--- begin Data section ---

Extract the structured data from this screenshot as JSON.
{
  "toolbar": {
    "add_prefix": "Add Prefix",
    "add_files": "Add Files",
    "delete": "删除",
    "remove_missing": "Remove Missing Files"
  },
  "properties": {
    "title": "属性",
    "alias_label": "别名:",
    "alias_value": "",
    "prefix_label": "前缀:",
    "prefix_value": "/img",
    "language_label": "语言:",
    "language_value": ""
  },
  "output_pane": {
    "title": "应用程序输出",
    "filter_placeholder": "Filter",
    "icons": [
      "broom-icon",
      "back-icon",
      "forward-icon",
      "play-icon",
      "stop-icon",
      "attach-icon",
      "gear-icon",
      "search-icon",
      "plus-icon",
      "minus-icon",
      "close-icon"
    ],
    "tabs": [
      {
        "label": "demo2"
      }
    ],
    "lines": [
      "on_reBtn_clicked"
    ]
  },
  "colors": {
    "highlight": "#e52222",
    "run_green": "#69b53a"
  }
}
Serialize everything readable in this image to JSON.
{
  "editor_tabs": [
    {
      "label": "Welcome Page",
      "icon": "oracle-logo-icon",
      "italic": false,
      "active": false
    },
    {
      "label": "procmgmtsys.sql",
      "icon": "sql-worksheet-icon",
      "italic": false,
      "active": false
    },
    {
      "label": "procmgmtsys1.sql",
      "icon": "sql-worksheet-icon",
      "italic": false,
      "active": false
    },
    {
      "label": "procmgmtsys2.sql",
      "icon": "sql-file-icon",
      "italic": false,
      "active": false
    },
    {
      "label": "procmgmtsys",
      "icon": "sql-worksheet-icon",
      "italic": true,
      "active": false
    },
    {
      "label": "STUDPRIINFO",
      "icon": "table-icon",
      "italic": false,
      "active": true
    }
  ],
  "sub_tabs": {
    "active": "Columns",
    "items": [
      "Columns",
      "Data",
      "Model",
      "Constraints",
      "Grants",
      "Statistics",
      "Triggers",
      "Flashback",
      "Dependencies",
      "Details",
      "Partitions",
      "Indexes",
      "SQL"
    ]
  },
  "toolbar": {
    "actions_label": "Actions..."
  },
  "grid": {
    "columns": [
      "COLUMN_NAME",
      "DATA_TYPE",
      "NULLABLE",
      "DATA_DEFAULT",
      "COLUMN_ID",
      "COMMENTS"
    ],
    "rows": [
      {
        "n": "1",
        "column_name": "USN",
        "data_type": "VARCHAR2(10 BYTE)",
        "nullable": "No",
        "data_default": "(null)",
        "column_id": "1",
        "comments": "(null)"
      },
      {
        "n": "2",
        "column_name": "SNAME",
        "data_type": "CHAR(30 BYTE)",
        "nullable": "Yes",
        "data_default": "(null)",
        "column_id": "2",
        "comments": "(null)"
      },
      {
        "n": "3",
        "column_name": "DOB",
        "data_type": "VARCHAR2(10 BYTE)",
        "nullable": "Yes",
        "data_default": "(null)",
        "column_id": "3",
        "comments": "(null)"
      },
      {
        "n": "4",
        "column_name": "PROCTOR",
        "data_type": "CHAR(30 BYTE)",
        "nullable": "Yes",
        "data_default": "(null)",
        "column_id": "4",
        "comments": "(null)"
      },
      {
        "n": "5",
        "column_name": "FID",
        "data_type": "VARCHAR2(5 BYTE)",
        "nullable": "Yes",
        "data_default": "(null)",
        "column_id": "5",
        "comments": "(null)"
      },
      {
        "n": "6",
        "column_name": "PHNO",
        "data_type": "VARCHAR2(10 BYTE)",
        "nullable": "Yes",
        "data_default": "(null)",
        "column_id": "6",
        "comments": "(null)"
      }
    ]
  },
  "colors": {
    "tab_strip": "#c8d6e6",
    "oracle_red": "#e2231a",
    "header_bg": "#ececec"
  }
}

--- end Data section ---

> [Short task]: Write out every entry again, keeping each line exactly the same.

> [Response to this exercise]:
Extract the structured data from this screenshot as JSON.
{
  "toolbar": {
    "add_prefix": "Add Prefix",
    "add_files": "Add Files",
    "delete": "删除",
    "remove_missing": "Remove Missing Files"
  },
  "properties": {
    "title": "属性",
    "alias_label": "别名:",
    "alias_value": "",
    "prefix_label": "前缀:",
    "prefix_value": "/img",
    "language_label": "语言:",
    "language_value": ""
  },
  "output_pane": {
    "title": "应用程序输出",
    "filter_placeholder": "Filter",
    "icons": [
      "broom-icon",
      "back-icon",
      "forward-icon",
      "play-icon",
      "stop-icon",
      "attach-icon",
      "gear-icon",
      "search-icon",
      "plus-icon",
      "minus-icon",
      "close-icon"
    ],
    "tabs": [
      {
        "label": "demo2"
      }
    ],
    "lines": [
      "on_reBtn_clicked"
    ]
  },
  "colors": {
    "highlight": "#e52222",
    "run_green": "#69b53a"
  }
}
Serialize everything readable in this image to JSON.
{
  "editor_tabs": [
    {
      "label": "Welcome Page",
      "icon": "oracle-logo-icon",
      "italic": false,
      "active": false
    },
    {
      "label": "procmgmtsys.sql",
      "icon": "sql-worksheet-icon",
      "italic": false,
      "active": false
    },
    {
      "label": "procmgmtsys1.sql",
      "icon": "sql-worksheet-icon",
      "italic": false,
      "active": false
    },
    {
      "label": "procmgmtsys2.sql",
      "icon": "sql-file-icon",
      "italic": false,
      "active": false
    },
    {
      "label": "procmgmtsys",
      "icon": "sql-worksheet-icon",
      "italic": true,
      "active": false
    },
    {
      "label": "STUDPRIINFO",
      "icon": "table-icon",
      "italic": false,
      "active": true
    }
  ],
  "sub_tabs": {
    "active": "Columns",
    "items": [
      "Columns",
      "Data",
      "Model",
      "Constraints",
      "Grants",
      "Statistics",
      "Triggers",
      "Flashback",
      "Dependencies",
      "Details",
      "Partitions",
      "Indexes",
      "SQL"
    ]
  },
  "toolbar": {
    "actions_label": "Actions..."
  },
  "grid": {
    "columns": [
      "COLUMN_NAME",
      "DATA_TYPE",
      "NULLABLE",
      "DATA_DEFAULT",
      "COLUMN_ID",
      "COMMENTS"
    ],
    "rows": [
      {
        "n": "1",
        "column_name": "USN",
        "data_type": "VARCHAR2(10 BYTE)",
        "nullable": "No",
        "data_default": "(null)",
        "column_id": "1",
        "comments": "(null)"
      },
      {
        "n": "2",
        "column_name": "SNAME",
        "data_type": "CHAR(30 BYTE)",
        "nullable": "Yes",
        "data_default": "(null)",
        "column_id": "2",
        "comments": "(null)"
      },
      {
        "n": "3",
        "column_name": "DOB",
        "data_type": "VARCHAR2(10 BYTE)",
        "nullable": "Yes",
        "data_default": "(null)",
        "column_id": "3",
        "comments": "(null)"
      },
      {
        "n": "4",
        "column_name": "PROCTOR",
        "data_type": "CHAR(30 BYTE)",
        "nullable": "Yes",
        "data_default": "(null)",
        "column_id": "4",
        "comments": "(null)"
      },
      {
        "n": "5",
        "column_name": "FID",
        "data_type": "VARCHAR2(5 BYTE)",
        "nullable": "Yes",
        "data_default": "(null)",
        "column_id": "5",
        "comments": "(null)"
      },
      {
        "n": "6",
        "column_name": "PHNO",
        "data_type": "VARCHAR2(10 BYTE)",
        "nullable": "Yes",
        "data_default": "(null)",
        "column_id": "6",
        "comments": "(null)"
      }
    ]
  },
  "colors": {
    "tab_strip": "#c8d6e6",
    "oracle_red": "#e2231a",
    "header_bg": "#ececec"
  }
}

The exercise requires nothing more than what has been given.